前半は中盤にプレッシャーが全然かけられなかった。
決して早いパスワークではなかったが、トラップしてルックアップしてパス、
東京はこの動きについて行けず、自由にボールを回された。
最終ラインもFWに付ききれない。
バイタルエリア手前で相手のMFが前を向いてボールを持てる状態だと、
FWにぴったり付き過ぎるとボールを運ばれて簡単にシュートを許してしまうからだ。
前半終了した時にどうすりゃいいかなって思っていたが、倉又監督の回答は明快だった。
すなわち、FWを下げてMFを入れ、中盤の人数を増やす。
システム的にも4−5−1は昨年までやっていたから、移行もスムーズだと考えたのだろう。
後半は期待を抱かせる出だし。
中盤での圧力が増し、ボールを拾えるようになった。
憂太がボールによく絡み、チャンスを作り出した。
が、不運なコーナーキックから失点したのが痛かった。
これさえなければ。
流れは完全に東京だっただけに悔やまれる。
次は少しあく。
まずは疲労を取って、甲府を迎え撃ちたい。
FCとは何か [ FC東京 ]
会社で後輩が私のPCの壁紙を見て聞いてきた。
後輩「FC東京の”FC”って何ですか?」
私 「フットボールクラブの略だよ」
後輩「フットボールって何ですか?」
私 「。。。」
いやー驚いた。まだいるんだねこういう人が。
ただ、この後輩は通常であれば当然知っているべき知識、
いわゆる”常識”(回りくどく言わなくてもいいか)に欠けるところがあるので
一般化は出来ないが。
それはさておき、明日はセレッソ戦。
セレッソの戦績を見るとすごいね。
13試合ぶりにあげた横浜戦での勝利がなんと今季2勝目。
3勝目をプレゼントするわけにはいかない。
ポイントは強力な前線にパスを入れさせないこと。
早めのチェック、特にボランチにプレッシャーをかけて自由にパス出しをさせないことだ。
それからサイドにボールが出た場合は、人数をかけて自由に仕事させなければOKだろう。
DFライン、あるいはサイド深い位置からのロングボールは、ジャーンが跳ね返すべし。
1試合平均2失点以上の守備陣は京都に次ぐザルだ。
そうすれば勝てる。
クローズアップ東京 [ FC東京 ]
昨日の福岡戦で気付いた点を1つ。
まだ大量点が入る前のプレー。
右サイドタッチライン際、福岡陣内に入った中間あたりからややゴールに近い場所で
徳永(だったかな?)がボールを持つ。
この時、前線には右サイドから中に入ってCBのマークを受けていた石川と、
その左(東京ゴール裏から見ると右)に同じくCBのマークを受けていたルーカスがいた。
まず石川がボールをもらいに下がり気味に寄る。
一拍おいてルーカスも徳永に寄る。
徳永はルーカスにパス。
パスが出た時点で石川は反転し、自らが空けたスペースへダッシュ。
ルーカスはすぐに石川へパス。

(文書レイアウト解析データ)

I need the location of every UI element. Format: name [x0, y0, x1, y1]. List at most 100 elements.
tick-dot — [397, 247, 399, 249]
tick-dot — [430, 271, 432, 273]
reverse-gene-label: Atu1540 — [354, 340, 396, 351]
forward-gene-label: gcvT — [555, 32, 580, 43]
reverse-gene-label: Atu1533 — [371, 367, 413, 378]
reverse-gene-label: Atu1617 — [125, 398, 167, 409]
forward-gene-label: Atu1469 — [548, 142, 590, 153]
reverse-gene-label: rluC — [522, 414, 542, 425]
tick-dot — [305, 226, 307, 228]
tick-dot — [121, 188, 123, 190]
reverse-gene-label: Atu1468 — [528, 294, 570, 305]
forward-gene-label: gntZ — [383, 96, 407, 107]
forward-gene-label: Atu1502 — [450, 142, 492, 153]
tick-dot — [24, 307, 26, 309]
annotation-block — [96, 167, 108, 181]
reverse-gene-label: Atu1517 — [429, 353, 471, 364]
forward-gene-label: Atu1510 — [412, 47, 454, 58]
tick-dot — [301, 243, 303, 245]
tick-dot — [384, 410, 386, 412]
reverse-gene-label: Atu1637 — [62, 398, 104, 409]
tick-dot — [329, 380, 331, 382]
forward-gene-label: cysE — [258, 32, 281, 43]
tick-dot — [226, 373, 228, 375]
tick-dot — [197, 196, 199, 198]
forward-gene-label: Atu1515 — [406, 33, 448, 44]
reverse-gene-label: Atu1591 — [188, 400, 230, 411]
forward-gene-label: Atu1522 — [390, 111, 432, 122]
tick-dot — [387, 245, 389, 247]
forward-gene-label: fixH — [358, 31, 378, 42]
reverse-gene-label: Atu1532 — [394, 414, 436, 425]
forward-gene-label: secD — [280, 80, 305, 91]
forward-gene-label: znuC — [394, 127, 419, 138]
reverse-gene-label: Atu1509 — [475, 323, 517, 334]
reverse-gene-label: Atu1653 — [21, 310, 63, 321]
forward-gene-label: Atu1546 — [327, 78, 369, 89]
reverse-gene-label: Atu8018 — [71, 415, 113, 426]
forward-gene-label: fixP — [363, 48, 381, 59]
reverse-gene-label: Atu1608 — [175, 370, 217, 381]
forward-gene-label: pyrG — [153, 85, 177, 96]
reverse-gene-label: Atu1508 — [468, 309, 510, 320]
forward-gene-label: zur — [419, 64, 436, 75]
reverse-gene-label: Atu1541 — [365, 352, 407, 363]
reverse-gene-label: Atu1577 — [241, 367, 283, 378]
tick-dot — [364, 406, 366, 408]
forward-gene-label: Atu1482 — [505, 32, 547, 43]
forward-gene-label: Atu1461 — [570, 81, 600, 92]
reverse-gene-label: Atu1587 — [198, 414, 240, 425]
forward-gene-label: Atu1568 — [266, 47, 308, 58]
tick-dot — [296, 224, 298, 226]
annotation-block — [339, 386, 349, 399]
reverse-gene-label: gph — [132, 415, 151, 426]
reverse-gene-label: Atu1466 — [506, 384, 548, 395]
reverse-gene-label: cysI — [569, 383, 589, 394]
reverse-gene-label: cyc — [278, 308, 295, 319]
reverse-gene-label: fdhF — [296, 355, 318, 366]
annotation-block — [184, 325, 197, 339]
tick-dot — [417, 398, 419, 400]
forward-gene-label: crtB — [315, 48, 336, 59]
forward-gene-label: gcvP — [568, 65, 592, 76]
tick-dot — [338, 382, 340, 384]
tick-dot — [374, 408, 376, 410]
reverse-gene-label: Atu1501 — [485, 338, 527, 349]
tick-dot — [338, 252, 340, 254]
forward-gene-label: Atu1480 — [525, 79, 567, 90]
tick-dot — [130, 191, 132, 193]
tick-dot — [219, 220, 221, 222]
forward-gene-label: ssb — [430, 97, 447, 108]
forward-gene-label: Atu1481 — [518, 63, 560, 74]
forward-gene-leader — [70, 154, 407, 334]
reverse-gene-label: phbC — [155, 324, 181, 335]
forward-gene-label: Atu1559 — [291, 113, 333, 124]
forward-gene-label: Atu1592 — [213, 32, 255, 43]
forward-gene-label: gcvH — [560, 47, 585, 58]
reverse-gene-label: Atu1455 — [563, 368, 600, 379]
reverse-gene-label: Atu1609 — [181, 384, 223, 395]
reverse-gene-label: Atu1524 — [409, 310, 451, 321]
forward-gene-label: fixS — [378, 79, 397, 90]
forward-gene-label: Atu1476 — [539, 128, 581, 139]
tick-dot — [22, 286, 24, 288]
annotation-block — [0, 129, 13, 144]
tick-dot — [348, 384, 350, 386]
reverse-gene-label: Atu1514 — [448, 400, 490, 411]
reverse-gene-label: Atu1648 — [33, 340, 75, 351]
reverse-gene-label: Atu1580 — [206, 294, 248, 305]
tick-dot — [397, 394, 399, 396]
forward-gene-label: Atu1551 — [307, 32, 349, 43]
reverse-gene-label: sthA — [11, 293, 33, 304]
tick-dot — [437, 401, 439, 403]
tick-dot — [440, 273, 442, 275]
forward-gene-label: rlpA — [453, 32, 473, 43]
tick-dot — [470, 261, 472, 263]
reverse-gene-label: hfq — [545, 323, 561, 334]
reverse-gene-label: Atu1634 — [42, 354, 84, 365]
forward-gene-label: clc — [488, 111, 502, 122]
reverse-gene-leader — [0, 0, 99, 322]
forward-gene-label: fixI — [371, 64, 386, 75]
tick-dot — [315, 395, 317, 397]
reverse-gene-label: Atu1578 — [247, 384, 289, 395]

> [問題内容]:
本文のうち、「前半は中盤にプレッシャーが全然かけられなかった。」から「前半終了した時にどうすりゃいいかなって思っていたが、倉又監督の回答は明快だった。」までの部分を、一字も変えずに引用せよ。

> [この問題の解答]:
前半は中盤にプレッシャーが全然かけられなかった。
決して早いパスワークではなかったが、トラップしてルックアップしてパス、
東京はこの動きについて行けず、自由にボールを回された。
最終ラインもFWに付ききれない。
バイタルエリア手前で相手のMFが前を向いてボールを持てる状態だと、
FWにぴったり付き過ぎるとボールを運ばれて簡単にシュートを許してしまうからだ。
前半終了した時にどうすりゃいいかなって思っていたが、倉又監督の回答は明快だった。